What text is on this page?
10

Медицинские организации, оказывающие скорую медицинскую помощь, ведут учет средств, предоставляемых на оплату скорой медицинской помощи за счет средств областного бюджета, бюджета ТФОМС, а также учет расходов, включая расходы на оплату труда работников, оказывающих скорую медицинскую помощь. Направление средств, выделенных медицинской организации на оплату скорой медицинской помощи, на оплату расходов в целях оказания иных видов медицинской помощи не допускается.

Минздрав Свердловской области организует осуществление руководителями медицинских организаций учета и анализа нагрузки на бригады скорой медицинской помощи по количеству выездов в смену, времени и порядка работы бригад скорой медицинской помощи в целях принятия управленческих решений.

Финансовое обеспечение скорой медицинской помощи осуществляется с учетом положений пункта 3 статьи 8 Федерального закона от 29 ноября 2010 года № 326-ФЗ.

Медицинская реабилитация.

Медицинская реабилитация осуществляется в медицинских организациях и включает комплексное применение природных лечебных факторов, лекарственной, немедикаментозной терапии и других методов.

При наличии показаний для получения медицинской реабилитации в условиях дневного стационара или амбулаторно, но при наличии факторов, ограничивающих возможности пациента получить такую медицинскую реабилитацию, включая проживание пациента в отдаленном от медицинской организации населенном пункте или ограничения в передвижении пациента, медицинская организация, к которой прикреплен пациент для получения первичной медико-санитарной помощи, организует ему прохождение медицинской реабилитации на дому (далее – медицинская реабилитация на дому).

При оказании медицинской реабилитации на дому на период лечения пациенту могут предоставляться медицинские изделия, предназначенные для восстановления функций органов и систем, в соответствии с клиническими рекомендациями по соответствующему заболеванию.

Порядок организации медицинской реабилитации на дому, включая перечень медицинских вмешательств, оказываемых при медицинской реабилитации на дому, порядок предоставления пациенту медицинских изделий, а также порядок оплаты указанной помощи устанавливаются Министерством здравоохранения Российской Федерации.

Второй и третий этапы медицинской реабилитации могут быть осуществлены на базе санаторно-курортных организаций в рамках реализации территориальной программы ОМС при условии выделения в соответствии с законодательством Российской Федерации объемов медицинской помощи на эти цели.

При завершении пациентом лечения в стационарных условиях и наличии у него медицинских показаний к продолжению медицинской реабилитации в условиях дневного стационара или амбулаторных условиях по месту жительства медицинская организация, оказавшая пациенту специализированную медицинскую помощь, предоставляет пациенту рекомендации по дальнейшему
········
WORK TO COMPLETE — Exactly how many lines of the material contain the word "показаний"? Write the number alone.

ANSWER FOR THE TASK — 2